◆ To do
In your copy, leave out the pictures and repeat the entries below exactly.

* Begin Dataset excerpts *

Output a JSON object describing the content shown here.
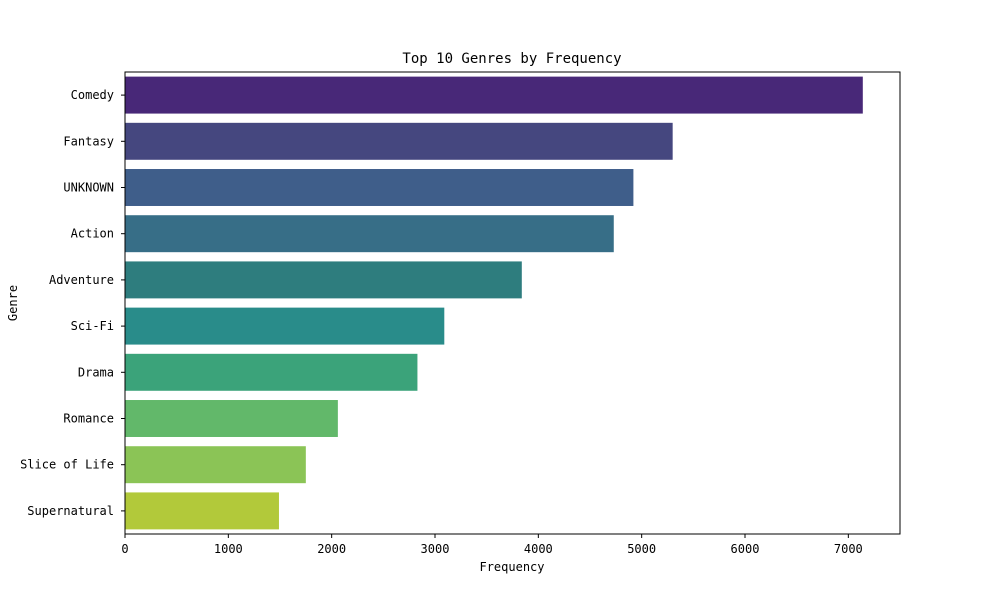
{
  "chart_data": {
    "type": "bar",
    "orientation": "horizontal",
    "title": "Top 10 Genres by Frequency",
    "xlabel": "Frequency",
    "ylabel": "Genre",
    "categories": [
      "Comedy",
      "Fantasy",
      "UNKNOWN",
      "Action",
      "Adventure",
      "Sci-Fi",
      "Drama",
      "Romance",
      "Slice of Life",
      "Supernatural"
    ],
    "values": [
      7140,
      5300,
      4920,
      4730,
      3840,
      3090,
      2830,
      2060,
      1750,
      1490
    ],
    "colors": [
      "#482878",
      "#45477f",
      "#3f5e8a",
      "#376e87",
      "#2e7d7e",
      "#298c8a",
      "#3ba37a",
      "#62b86a",
      "#8bc456",
      "#b2c93a"
    ],
    "xlim": [
      0,
      7500
    ],
    "xticks": [
      0,
      1000,
      2000,
      3000,
      4000,
      5000,
      6000,
      7000
    ],
    "grid": false,
    "legend": "none"
  }
}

* End Dataset excerpts *

◆ Completed exercise
Output a JSON object describing the content shown here.
{
  "chart_data": {
    "type": "bar",
    "orientation": "horizontal",
    "title": "Top 10 Genres by Frequency",
    "xlabel": "Frequency",
    "ylabel": "Genre",
    "categories": [
      "Comedy",
      "Fantasy",
      "UNKNOWN",
      "Action",
      "Adventure",
      "Sci-Fi",
      "Drama",
      "Romance",
      "Slice of Life",
      "Supernatural"
    ],
    "values": [
      7140,
      5300,
      4920,
      4730,
      3840,
      3090,
      2830,
      2060,
      1750,
      1490
    ],
    "colors": [
      "#482878",
      "#45477f",
      "#3f5e8a",
      "#376e87",
      "#2e7d7e",
      "#298c8a",
      "#3ba37a",
      "#62b86a",
      "#8bc456",
      "#b2c93a"
    ],
    "xlim": [
      0,
      7500
    ],
    "xticks": [
      0,
      1000,
      2000,
      3000,
      4000,
      5000,
      6000,
      7000
    ],
    "grid": false,
    "legend": "none"
  }
}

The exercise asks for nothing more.